## Your tasks
(A) In the symposium programme, who chairs the round table discussion at 5:30 pm?
(B) Copy from the symposium programme, beginning at the words that have "2:40 pm ‘Propositions" and stopping after "Ricky Burdett (LSE)".
(C) Give what follows the last sentence of the symposium programme text.

## Passage given
+ + + + + + +
The symposium seeks to clarify how teaching and research methodologies can have a relevance and impact on urban practices and design.
PROGRAMME
10:20 am Welcome (Sam Jacoby, AA Projective Cities)
10:30 am ‘Representative Cities’, Ingrid Schröder (Cambridge University)
11:10 am ‘Urban Design in China: Practice and Challenges’, Dr Fei Chen (University of Liverpool)
11:50 am ‘The New Urban Professional’, Prof Diego Ramírez-Lovering (Monash University)
12:30 pm Round table discussion (chair Prof Peter Bishop, UCL)
Lunch Break
2:00 pm ‘Private Investigations’, Prof Alexander Lehnerer (ETH)
2:40 pm ‘Propositions for Urban Design Research’, Dr Sam Jacoby (AA)
3:20 pm ‘Architecture of Territory’, Prof Milica Topalovic (ETH)
4:00 pm ‘Scales as Pedagogy’, Dr Adrian Lahoud (RCA)
4:40 pm ‘Linking the Physical to the Social’, Prof Ricky Burdett (LSE)
5:30 pm Round table discussion (chair Tarsha Finney, UTS)
SPEAKERS
Peter Bisphop is an urban planner and urban designer. He is a director at Allies and Morrison and Professor of Urban Design at the Bartlett School of Architecture, University College London. His interest lies in the strategies and approaches that can be employed to shape cities within the social, economic and political forces that operate. For over 20 years Peter was Planning director in four Central London Boroughs and worked on major projects including the Kings Cross railway land developments. In 2006, he was appointed as the first Director of Design for London, the Mayor’s architecture and design studio; and in 2008 as the Deputy Chief Executive at the London Development Agency.
+ + + + + + +
## Entries
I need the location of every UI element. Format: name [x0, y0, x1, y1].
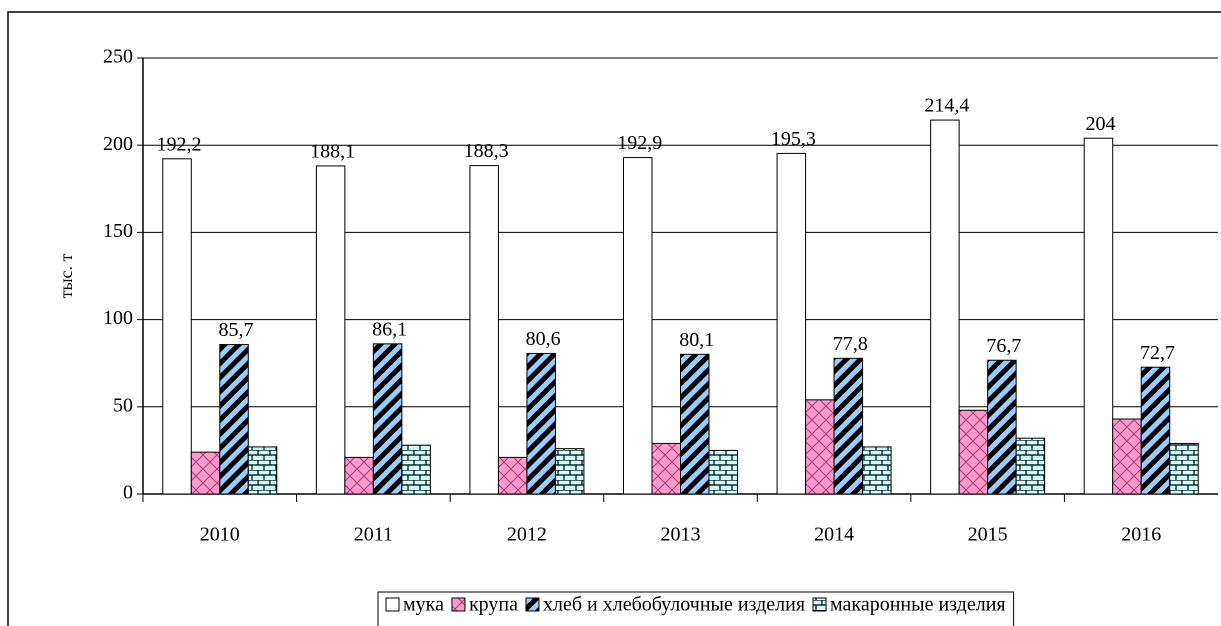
data-label: 80,6 — [526, 328, 561, 350]
bar — [162, 158, 192, 495]
x-tick-label: 2014 — [814, 524, 854, 546]
legend-label: макаронные изделия — [830, 594, 1006, 616]
data-label: 192,2 — [157, 133, 202, 155]
bar — [708, 449, 738, 495]
data-label: 214,4 — [924, 95, 969, 117]
data-label: 204 — [1085, 113, 1115, 135]
data-label: 188,1 — [310, 141, 355, 163]
legend-label: хлеб и хлебобулочные изделия — [543, 594, 805, 616]
x-tick-label: 2016 — [1121, 524, 1161, 546]
data-label: 76,7 — [986, 335, 1021, 357]
bar — [1083, 137, 1114, 495]
bar — [469, 165, 499, 495]
bar — [651, 442, 681, 495]
bar — [958, 409, 989, 495]
data-label: 77,8 — [833, 333, 868, 355]
bar — [247, 446, 278, 495]
y-axis-label: тыс. т — [56, 253, 76, 298]
y-tick-label: 0 — [123, 482, 133, 504]
y-tick-label: 50 — [113, 394, 133, 416]
bar — [1015, 437, 1046, 495]
bar — [1140, 366, 1171, 495]
bar — [833, 357, 864, 495]
data-label: 85,7 — [219, 319, 254, 341]
y-tick-label: 100 — [103, 307, 133, 329]
legend-label: крупа — [469, 594, 518, 616]
bar — [776, 152, 807, 495]
x-tick-label: 2013 — [661, 524, 701, 546]
bar — [315, 165, 346, 495]
legend-swatch — [385, 597, 400, 612]
data-label: 195,3 — [771, 128, 816, 150]
bar — [554, 448, 585, 495]
x-tick-label: 2011 — [354, 524, 393, 546]
y-tick-label: 150 — [103, 220, 133, 242]
bar — [1112, 418, 1142, 495]
bar — [372, 343, 403, 495]
legend-swatch — [451, 597, 466, 612]
legend-box — [377, 591, 1015, 626]
x-tick-label: 2010 — [200, 524, 240, 546]
legend: мука крупа хлеб и хлебобулочные изделия мак… — [377, 591, 1015, 626]
bar — [680, 353, 710, 495]
x-tick-label: 2015 — [968, 524, 1008, 546]
data-label: 192,9 — [617, 132, 662, 154]
bar — [987, 359, 1017, 495]
data-label: 86,1 — [372, 318, 407, 340]
bar — [219, 344, 249, 495]
legend-label: мука — [403, 594, 444, 616]
legend-swatch — [525, 597, 540, 612]
bar — [623, 157, 653, 495]
bar — [344, 456, 374, 495]
data-label: 188,3 — [464, 140, 509, 162]
bar — [930, 119, 960, 495]
bar — [190, 451, 221, 495]
chart-frame — [7, 11, 1221, 626]
bar — [805, 399, 835, 495]
bar — [401, 444, 431, 495]
y-tick-label: 200 — [103, 133, 133, 155]
bar — [497, 456, 528, 495]
data-label: 72,7 — [1140, 342, 1175, 364]
legend-swatch — [812, 597, 827, 612]
y-tick-label: 250 — [103, 46, 133, 68]
data-label: 80,1 — [679, 329, 714, 351]
bar — [862, 446, 892, 495]
bar — [526, 352, 556, 495]
bar — [1169, 442, 1199, 495]
x-tick-label: 2012 — [507, 524, 547, 546]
+ + + + + + +
## Answers for the tasks
(A) Tarsha Finney, UTS.

(B)
2:40 pm ‘Propositions for Urban Design Research’, Dr Sam Jacoby (AA)
3:20 pm ‘Architecture of Territory’, Prof Milica Topalovic (ETH)
4:00 pm ‘Scales as Pedagogy’, Dr Adrian Lahoud (RCA)
4:40 pm ‘Linking the Physical to the Social’, Prof Ricky Burdett (LSE)

(C)
Ricky Burdett is Professor of Urban Studies at the London School of Economics and Political Science, and director of LSE Cities and the Urban Age Programme. He is a member of the UK Government’s Independent Airports Commission and a member of Council of the Royal College of Art in London. Burdett was Visiting Professor in Urban Planning and Design at the Graduate School of Design, Harvard University in 2014 and Global Distinguished Professor at New York University from 2010 to 2014. He has been involved in regeneration projects across Europe and was Chief Adviser on Architecture and Urbanism for the London 2012 Olympics and architectural adviser to the Mayor of London from 2001 to 2006. Burdett was also a member of the Urban Task Force which produced a major report for the UK government on the future of English cities. He is editor of The Endless City (2007), Living in the Endless City (2011) and Innovation in Europe’s Cities (2015). Burdett acts as an adviser to national, regional and local governments on urban issues, and has worked with private companies and architectural practices on the development and framing of urban projects.
Fei Chen is a senior lecturer at the University of Liverpool. She was trained as an architect and urban designer at the University of Bath and Southeast University, China. She received her PhD on Chinese urbanism from the University of Strathclyde. Chen was previously a researcher working on the AHRC funded project ‘Sensory Urbanism’ in Strathclyde and is the co-founder and convenor of the ‘Urban Morphology and Representation Research Network’ under IAPS.
Tarsha Finney is an architect and urbanist, holding the position of senior lecturer at the University of Technology Sydney. Her research interests cross several areas: domesticity and the problem of multi-residential housing with specific knowledge of the cities of New York, Beijing and Sydney; architectural typology and notions of disciplinary specificity and autonomy; and the architectural urbanism of innovation in cities.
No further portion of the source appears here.